-- Requirement --
Your answer should be one number: the count of lines in these entries that hold the word "this".

[Source data]
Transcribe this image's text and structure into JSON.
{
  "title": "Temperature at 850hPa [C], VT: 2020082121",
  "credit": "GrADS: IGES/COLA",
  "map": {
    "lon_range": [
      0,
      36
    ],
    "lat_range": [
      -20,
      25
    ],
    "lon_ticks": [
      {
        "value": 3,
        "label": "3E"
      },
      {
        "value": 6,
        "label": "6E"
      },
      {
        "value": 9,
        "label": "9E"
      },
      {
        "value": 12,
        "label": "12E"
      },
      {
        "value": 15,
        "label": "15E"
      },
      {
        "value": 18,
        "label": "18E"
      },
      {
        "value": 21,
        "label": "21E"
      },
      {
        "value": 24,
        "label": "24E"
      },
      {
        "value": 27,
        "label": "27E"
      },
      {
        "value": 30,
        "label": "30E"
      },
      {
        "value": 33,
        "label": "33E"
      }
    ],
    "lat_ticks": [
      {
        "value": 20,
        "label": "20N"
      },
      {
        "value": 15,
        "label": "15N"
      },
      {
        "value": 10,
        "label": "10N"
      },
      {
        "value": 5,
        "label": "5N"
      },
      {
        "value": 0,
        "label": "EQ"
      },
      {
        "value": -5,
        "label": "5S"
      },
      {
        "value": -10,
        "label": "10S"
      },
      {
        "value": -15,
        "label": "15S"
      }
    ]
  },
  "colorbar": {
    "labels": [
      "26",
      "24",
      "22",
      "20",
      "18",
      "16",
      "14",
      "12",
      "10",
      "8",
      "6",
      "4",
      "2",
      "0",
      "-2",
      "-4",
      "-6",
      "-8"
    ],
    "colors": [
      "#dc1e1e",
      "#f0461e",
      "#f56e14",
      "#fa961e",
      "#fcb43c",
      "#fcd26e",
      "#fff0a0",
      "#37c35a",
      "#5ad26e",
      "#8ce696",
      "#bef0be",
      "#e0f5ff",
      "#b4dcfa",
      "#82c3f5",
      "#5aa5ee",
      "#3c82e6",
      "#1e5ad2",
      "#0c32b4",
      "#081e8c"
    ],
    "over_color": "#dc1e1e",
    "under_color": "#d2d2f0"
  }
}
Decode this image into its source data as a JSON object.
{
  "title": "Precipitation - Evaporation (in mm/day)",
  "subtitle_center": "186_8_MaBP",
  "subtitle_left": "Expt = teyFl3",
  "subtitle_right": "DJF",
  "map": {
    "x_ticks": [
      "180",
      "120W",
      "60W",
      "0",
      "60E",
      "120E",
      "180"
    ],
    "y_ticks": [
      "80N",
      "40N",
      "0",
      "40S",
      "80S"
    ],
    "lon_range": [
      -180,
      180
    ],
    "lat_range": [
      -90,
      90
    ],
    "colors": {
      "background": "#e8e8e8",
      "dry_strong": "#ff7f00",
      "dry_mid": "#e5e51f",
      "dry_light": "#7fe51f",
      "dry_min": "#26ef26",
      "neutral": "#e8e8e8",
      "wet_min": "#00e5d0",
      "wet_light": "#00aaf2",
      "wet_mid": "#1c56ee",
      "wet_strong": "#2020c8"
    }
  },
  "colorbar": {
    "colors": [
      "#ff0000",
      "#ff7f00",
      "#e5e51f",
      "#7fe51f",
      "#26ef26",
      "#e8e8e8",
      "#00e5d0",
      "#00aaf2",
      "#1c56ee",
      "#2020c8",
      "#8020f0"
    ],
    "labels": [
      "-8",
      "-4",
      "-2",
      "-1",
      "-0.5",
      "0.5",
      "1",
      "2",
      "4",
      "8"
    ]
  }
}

-- Reply to the task --
2